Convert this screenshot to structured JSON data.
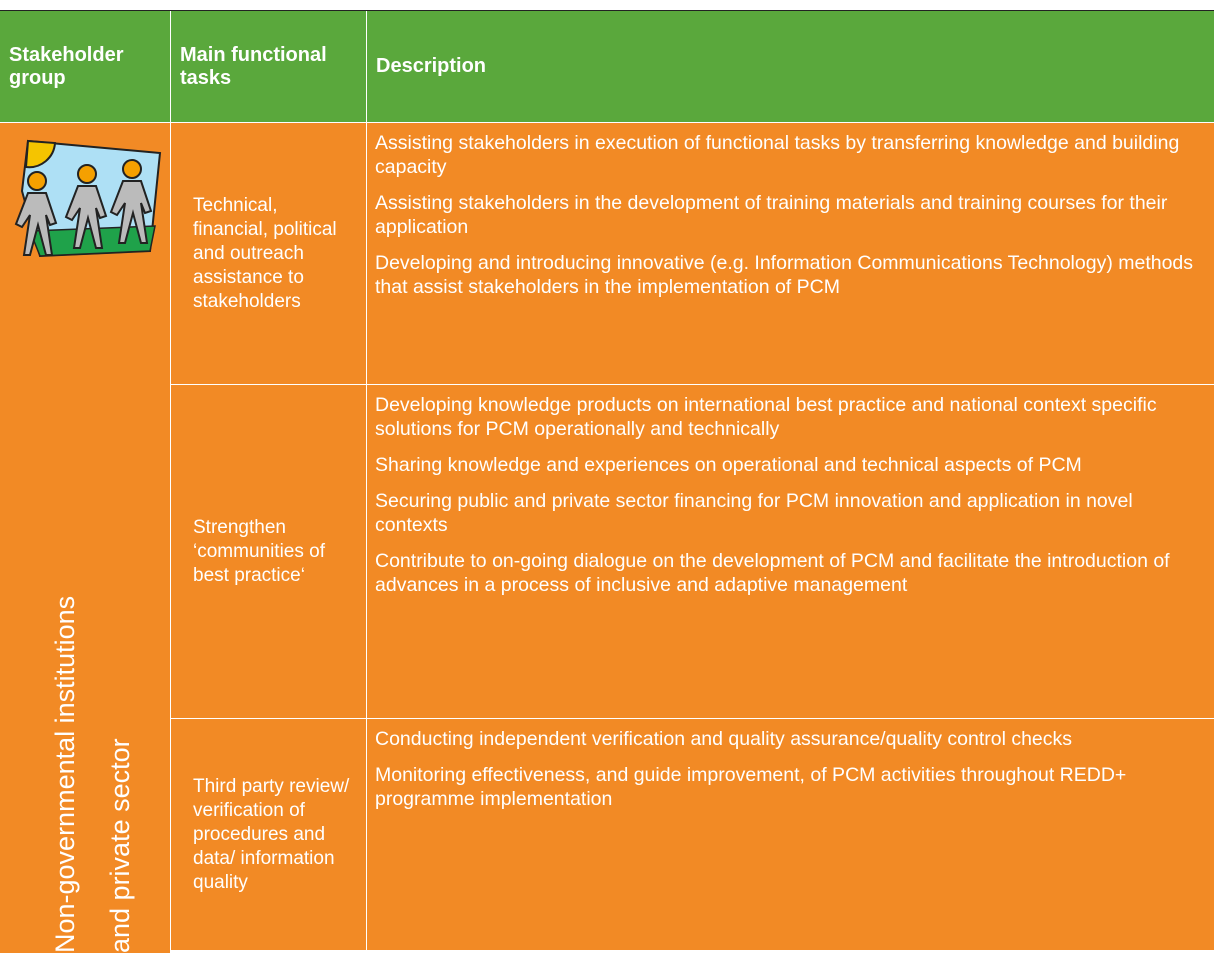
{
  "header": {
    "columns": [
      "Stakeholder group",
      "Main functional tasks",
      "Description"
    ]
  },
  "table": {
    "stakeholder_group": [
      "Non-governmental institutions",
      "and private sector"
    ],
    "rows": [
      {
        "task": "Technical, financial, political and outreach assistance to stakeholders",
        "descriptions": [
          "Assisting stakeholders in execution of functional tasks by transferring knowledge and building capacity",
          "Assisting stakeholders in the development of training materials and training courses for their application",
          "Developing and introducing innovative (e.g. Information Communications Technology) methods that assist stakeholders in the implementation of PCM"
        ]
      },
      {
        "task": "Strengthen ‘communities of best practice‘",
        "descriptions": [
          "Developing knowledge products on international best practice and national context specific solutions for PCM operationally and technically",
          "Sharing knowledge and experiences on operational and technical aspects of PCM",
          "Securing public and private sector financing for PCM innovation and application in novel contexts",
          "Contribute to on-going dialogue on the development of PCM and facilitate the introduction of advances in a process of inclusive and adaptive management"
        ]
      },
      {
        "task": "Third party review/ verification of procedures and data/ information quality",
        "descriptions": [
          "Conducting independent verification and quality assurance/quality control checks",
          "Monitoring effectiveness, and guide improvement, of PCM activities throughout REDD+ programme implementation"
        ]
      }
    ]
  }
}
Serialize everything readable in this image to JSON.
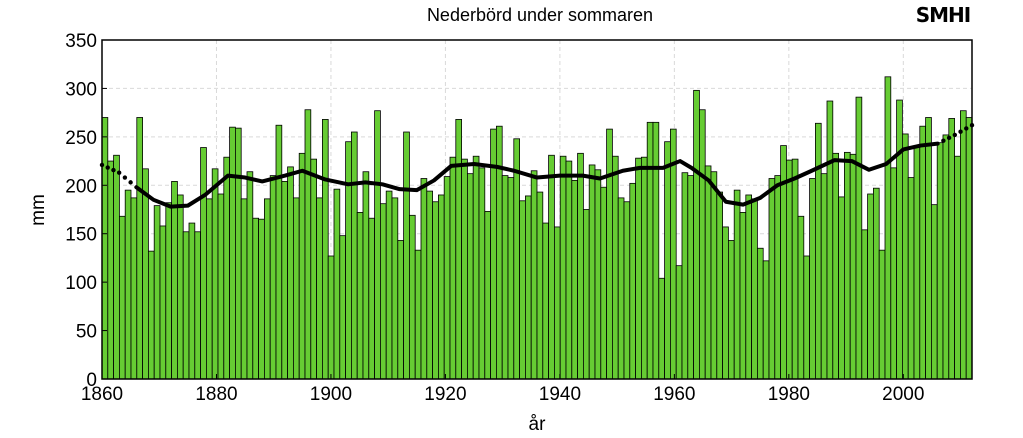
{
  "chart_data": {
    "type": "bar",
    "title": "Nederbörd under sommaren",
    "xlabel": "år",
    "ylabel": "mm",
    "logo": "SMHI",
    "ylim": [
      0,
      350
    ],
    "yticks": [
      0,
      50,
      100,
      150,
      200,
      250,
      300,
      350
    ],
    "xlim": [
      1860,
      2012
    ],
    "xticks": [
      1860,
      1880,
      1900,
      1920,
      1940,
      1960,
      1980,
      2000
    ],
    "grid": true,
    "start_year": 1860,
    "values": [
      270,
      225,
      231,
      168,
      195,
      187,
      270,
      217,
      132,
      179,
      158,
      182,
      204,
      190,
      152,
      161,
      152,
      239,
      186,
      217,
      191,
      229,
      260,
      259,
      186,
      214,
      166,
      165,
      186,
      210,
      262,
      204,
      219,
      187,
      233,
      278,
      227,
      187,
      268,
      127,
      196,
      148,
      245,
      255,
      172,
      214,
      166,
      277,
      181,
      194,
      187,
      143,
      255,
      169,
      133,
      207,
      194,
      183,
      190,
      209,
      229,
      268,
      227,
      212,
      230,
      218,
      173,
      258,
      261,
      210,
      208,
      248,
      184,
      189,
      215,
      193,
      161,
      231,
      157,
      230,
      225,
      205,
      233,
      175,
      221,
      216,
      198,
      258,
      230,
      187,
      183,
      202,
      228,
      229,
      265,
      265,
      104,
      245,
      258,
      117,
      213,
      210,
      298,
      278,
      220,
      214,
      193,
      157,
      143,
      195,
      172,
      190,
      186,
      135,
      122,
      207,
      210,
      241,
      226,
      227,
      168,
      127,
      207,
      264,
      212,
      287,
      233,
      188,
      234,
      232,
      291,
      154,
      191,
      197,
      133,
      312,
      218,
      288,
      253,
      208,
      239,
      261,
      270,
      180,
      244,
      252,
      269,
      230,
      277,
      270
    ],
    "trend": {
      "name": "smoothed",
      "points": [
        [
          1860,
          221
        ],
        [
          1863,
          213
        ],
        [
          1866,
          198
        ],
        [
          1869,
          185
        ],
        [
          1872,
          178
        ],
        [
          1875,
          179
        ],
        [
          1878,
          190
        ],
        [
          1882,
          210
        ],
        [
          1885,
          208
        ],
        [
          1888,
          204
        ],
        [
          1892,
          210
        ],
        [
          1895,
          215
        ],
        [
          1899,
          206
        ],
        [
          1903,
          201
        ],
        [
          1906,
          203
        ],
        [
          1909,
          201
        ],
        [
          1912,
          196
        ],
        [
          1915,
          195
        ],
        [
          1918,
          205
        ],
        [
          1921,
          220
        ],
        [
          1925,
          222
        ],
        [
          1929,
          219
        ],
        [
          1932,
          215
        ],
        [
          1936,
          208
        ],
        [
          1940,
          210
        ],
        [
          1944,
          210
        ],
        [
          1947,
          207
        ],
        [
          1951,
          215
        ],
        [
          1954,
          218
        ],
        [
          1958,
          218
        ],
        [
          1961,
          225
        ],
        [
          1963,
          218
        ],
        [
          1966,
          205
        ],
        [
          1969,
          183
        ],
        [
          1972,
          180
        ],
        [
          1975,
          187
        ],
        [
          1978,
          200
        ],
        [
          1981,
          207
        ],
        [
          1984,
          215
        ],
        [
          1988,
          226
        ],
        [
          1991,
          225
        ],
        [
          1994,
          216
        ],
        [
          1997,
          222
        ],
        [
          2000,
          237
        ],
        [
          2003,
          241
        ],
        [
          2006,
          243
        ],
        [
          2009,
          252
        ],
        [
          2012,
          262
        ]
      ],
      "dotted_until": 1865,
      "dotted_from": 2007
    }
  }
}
──────
▸ What the task requires
Copy all lines of the listing above that contain the string "this".

▸ Task response
Convert this screenshot to structured JSON data.
Serialize everything readable in this image to JSON.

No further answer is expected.